## What is asked
Reproduce, without alteration, every line of the records from the line containing "menu-item[interactable]: 另存为 xyxy=(0,229,134,268)" down to the line containing "floppy-disk-pencil-icon xyxy=(187,197,217,228)", including both of those lines.

## Material for the task
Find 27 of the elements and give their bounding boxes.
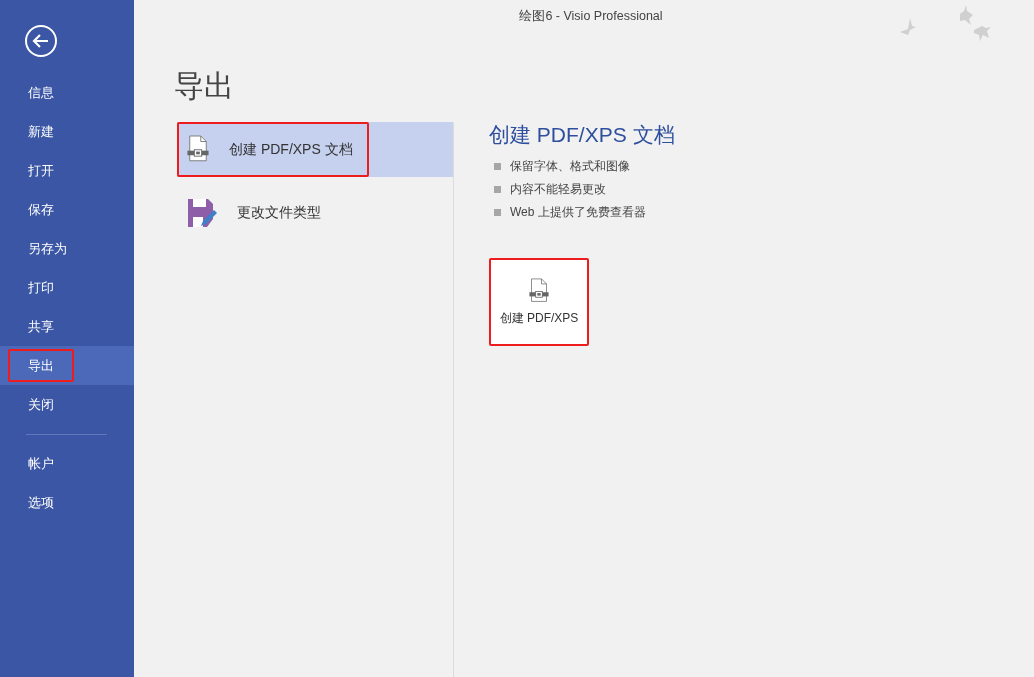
menu-item[interactable]: 另存为 xyxy=(0,229,134,268)
export-option[interactable]: 创建 PDF/XPS 文档 xyxy=(177,122,453,177)
menu-item[interactable]: 新建 xyxy=(0,112,134,151)
menu-item[interactable]: 帐户 xyxy=(0,444,134,483)
feature-text: 内容不能轻易更改 xyxy=(510,181,606,198)
feature-text: Web 上提供了免费查看器 xyxy=(510,204,646,221)
document-icon xyxy=(187,135,209,164)
section-title: 创建 PDF/XPS 文档 xyxy=(489,122,675,148)
feature-text: 保留字体、格式和图像 xyxy=(510,158,630,175)
create-pdf-button[interactable]: 创建 PDF/XPS xyxy=(489,258,589,346)
bullet-icon xyxy=(494,163,501,170)
menu-item[interactable]: 选项 xyxy=(0,483,134,522)
bullet-icon xyxy=(494,186,501,193)
export-option[interactable]: 更改文件类型 xyxy=(177,185,453,240)
bullet-icon xyxy=(494,209,501,216)
menu-item[interactable]: 打开 xyxy=(0,151,134,190)
menu-item[interactable]: 保存 xyxy=(0,190,134,229)
page-title: 导出 xyxy=(174,68,235,104)
floppy-disk-pencil-icon xyxy=(187,197,217,228)
menu-item[interactable]: 关闭 xyxy=(0,385,134,424)
document-icon xyxy=(529,277,549,304)
menu-item[interactable]: 共享 xyxy=(0,307,134,346)
window-title: 绘图6 - Visio Professional xyxy=(519,8,663,25)
menu-item[interactable]: 导出 xyxy=(0,346,134,385)
back-button[interactable] xyxy=(25,25,57,57)
menu-item[interactable]: 打印 xyxy=(0,268,134,307)
menu-item[interactable]: 信息 xyxy=(0,73,134,112)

## The answer
menu-item[interactable]: 另存为 xyxy=(0,229,134,268)
export-option[interactable]: 创建 PDF/XPS 文档 xyxy=(177,122,453,177)
menu-item[interactable]: 新建 xyxy=(0,112,134,151)
menu-item[interactable]: 帐户 xyxy=(0,444,134,483)
feature-text: 内容不能轻易更改 xyxy=(510,181,606,198)
feature-text: Web 上提供了免费查看器 xyxy=(510,204,646,221)
document-icon xyxy=(187,135,209,164)
section-title: 创建 PDF/XPS 文档 xyxy=(489,122,675,148)
feature-text: 保留字体、格式和图像 xyxy=(510,158,630,175)
create-pdf-button[interactable]: 创建 PDF/XPS xyxy=(489,258,589,346)
bullet-icon xyxy=(494,163,501,170)
menu-item[interactable]: 选项 xyxy=(0,483,134,522)
bullet-icon xyxy=(494,186,501,193)
export-option[interactable]: 更改文件类型 xyxy=(177,185,453,240)
bullet-icon xyxy=(494,209,501,216)
menu-item[interactable]: 打开 xyxy=(0,151,134,190)
menu-item[interactable]: 保存 xyxy=(0,190,134,229)
page-title: 导出 xyxy=(174,68,235,104)
floppy-disk-pencil-icon xyxy=(187,197,217,228)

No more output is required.